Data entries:
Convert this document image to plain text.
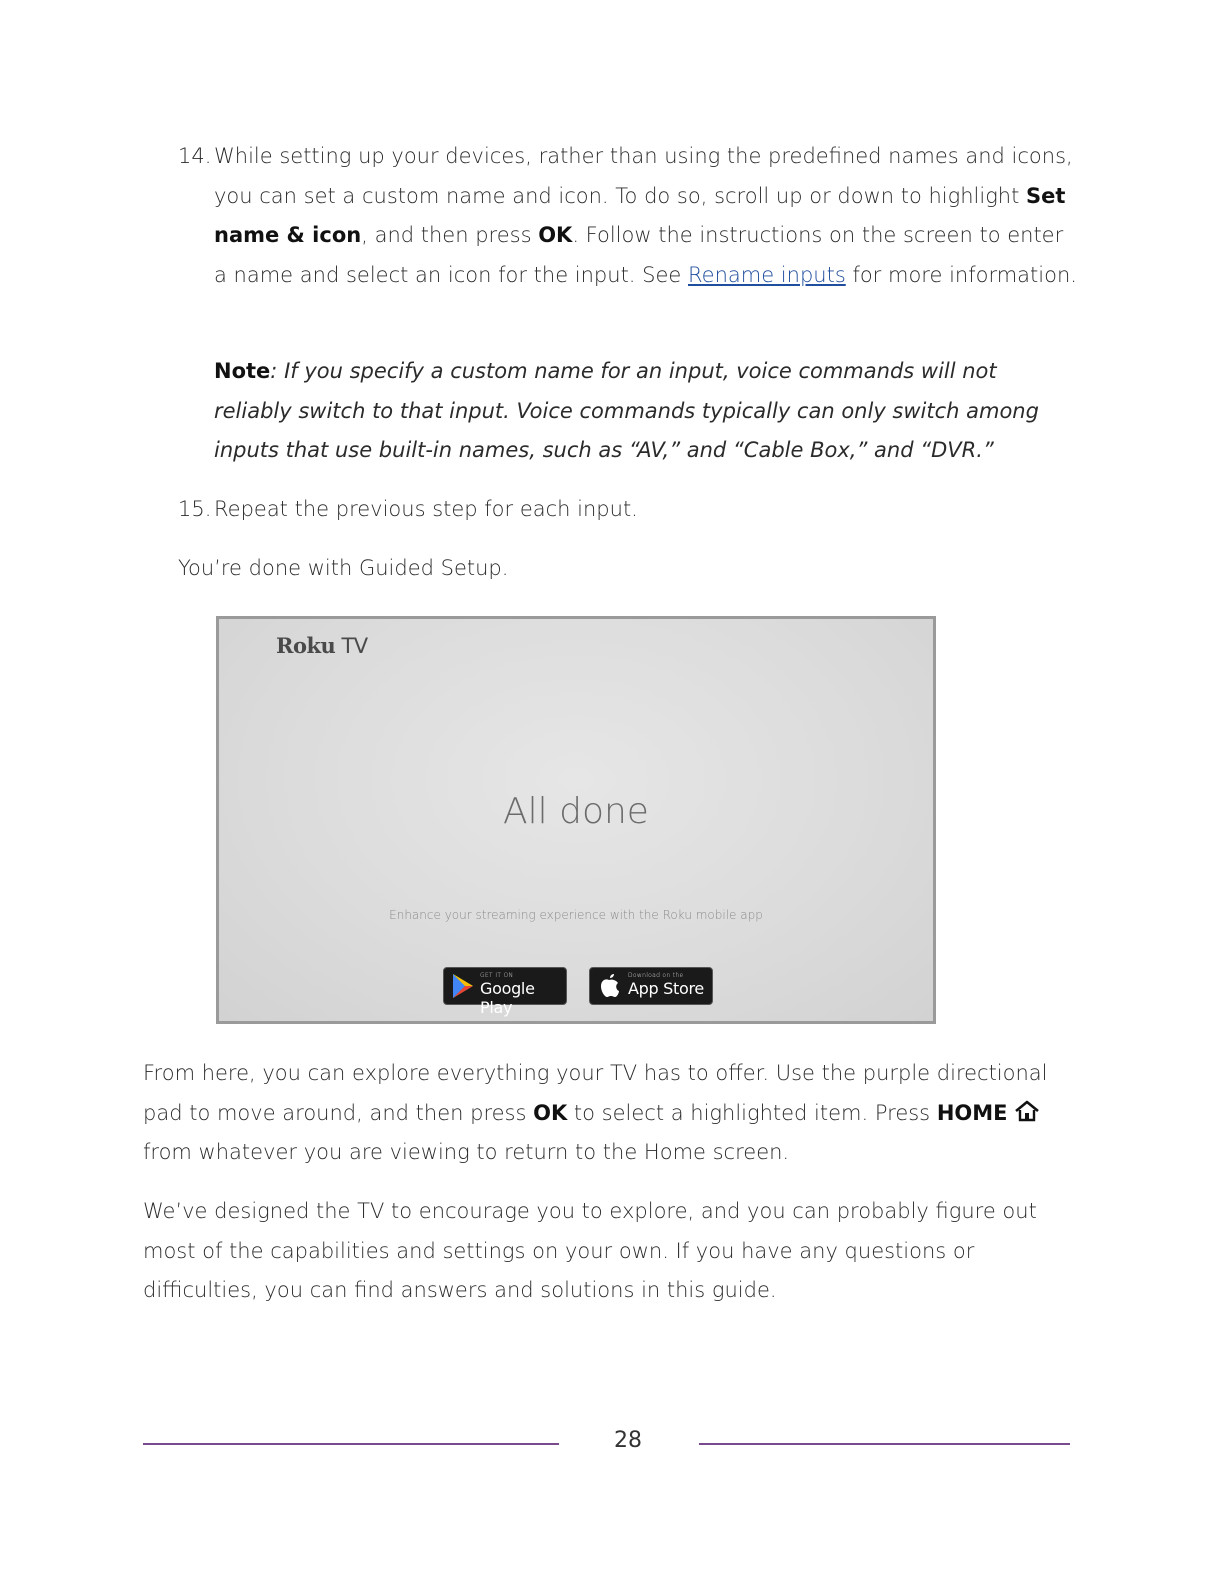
14. While setting up your devices, rather than using the predefined names and icons, you can set a custom name and icon. To do so, scroll up or down to highlight Set name & icon, and then press OK. Follow the instructions on the screen to enter a name and select an icon for the input. See Rename inputs for more information.
Note: If you specify a custom name for an input, voice commands will not reliably switch to that input. Voice commands typically can only switch among inputs that use built-in names, such as “AV,” and “Cable Box,” and “DVR.”
15. Repeat the previous step for each input.
You’re done with Guided Setup.
Roku TV
All done
Enhance your streaming experience with the Roku mobile app
GET IT ON
Google Play
Download on the
App Store
From here, you can explore everything your TV has to offer. Use the purple directional pad to move around, and then press OK to select a highlighted item. Press HOME  from whatever you are viewing to return to the Home screen.
We’ve designed the TV to encourage you to explore, and you can probably figure out most of the capabilities and settings on your own. If you have any questions or difficulties, you can find answers and solutions in this guide.
28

Description of the task | Without the pictures, write out every entry precisely as it appears.

Solution |
Convert this document image to plain text.
14. While setting up your devices, rather than using the predefined names and icons, you can set a custom name and icon. To do so, scroll up or down to highlight Set name & icon, and then press OK. Follow the instructions on the screen to enter a name and select an icon for the input. See Rename inputs for more information.
Note: If you specify a custom name for an input, voice commands will not reliably switch to that input. Voice commands typically can only switch among inputs that use built-in names, such as “AV,” and “Cable Box,” and “DVR.”
15. Repeat the previous step for each input.
You’re done with Guided Setup.
Roku TV
All done
Enhance your streaming experience with the Roku mobile app
GET IT ON
Google Play
Download on the
App Store
From here, you can explore everything your TV has to offer. Use the purple directional pad to move around, and then press OK to select a highlighted item. Press HOME  from whatever you are viewing to return to the Home screen.
We’ve designed the TV to encourage you to explore, and you can probably figure out most of the capabilities and settings on your own. If you have any questions or difficulties, you can find answers and solutions in this guide.
28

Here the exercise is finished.